Work to be completed:
Each line that follows is to be retyped exactly.

Stored data entries:
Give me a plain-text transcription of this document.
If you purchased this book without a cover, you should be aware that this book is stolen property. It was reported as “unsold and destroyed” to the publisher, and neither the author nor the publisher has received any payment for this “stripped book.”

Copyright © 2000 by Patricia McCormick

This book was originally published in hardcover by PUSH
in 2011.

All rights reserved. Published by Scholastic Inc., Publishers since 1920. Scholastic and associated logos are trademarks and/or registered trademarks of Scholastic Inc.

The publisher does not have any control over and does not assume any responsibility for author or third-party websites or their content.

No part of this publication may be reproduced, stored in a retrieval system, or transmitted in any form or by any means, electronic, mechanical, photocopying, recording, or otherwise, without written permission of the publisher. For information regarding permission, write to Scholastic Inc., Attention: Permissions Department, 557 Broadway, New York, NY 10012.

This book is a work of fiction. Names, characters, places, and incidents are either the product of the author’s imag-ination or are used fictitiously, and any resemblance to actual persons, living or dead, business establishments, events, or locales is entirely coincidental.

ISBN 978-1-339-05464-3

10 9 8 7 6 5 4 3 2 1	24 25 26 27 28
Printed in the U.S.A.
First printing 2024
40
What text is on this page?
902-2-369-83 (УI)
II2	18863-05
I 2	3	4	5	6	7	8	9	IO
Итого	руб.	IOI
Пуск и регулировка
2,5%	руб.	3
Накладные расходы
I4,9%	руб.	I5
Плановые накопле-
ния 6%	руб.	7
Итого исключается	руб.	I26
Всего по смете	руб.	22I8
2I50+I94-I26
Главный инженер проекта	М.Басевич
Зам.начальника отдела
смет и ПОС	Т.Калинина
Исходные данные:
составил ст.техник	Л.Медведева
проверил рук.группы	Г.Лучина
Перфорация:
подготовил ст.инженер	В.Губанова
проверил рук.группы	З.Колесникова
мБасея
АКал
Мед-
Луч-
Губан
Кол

Answer to the task:
Give me a plain-text transcription of this document.
If you purchased this book without a cover, you should be aware that this book is stolen property. It was reported as “unsold and destroyed” to the publisher, and neither the author nor the publisher has received any payment for this “stripped book.”

Copyright © 2000 by Patricia McCormick

This book was originally published in hardcover by PUSH
in 2011.

All rights reserved. Published by Scholastic Inc., Publishers since 1920. Scholastic and associated logos are trademarks and/or registered trademarks of Scholastic Inc.

The publisher does not have any control over and does not assume any responsibility for author or third-party websites or their content.

No part of this publication may be reproduced, stored in a retrieval system, or transmitted in any form or by any means, electronic, mechanical, photocopying, recording, or otherwise, without written permission of the publisher. For information regarding permission, write to Scholastic Inc., Attention: Permissions Department, 557 Broadway, New York, NY 10012.

This book is a work of fiction. Names, characters, places, and incidents are either the product of the author’s imag-ination or are used fictitiously, and any resemblance to actual persons, living or dead, business establishments, events, or locales is entirely coincidental.

ISBN 978-1-339-05464-3

10 9 8 7 6 5 4 3 2 1	24 25 26 27 28
Printed in the U.S.A.
First printing 2024
40
What text is on this page?
902-2-369-83 (УI)
II2	18863-05
I 2	3	4	5	6	7	8	9	IO
Итого	руб.	IOI
Пуск и регулировка
2,5%	руб.	3
Накладные расходы
I4,9%	руб.	I5
Плановые накопле-
ния 6%	руб.	7
Итого исключается	руб.	I26
Всего по смете	руб.	22I8
2I50+I94-I26
Главный инженер проекта	М.Басевич
Зам.начальника отдела
смет и ПОС	Т.Калинина
Исходные данные:
составил ст.техник	Л.Медведева
проверил рук.группы	Г.Лучина
Перфорация:
подготовил ст.инженер	В.Губанова
проверил рук.группы	З.Колесникова
мБасея
АКал
Мед-
Луч-
Губан
Кол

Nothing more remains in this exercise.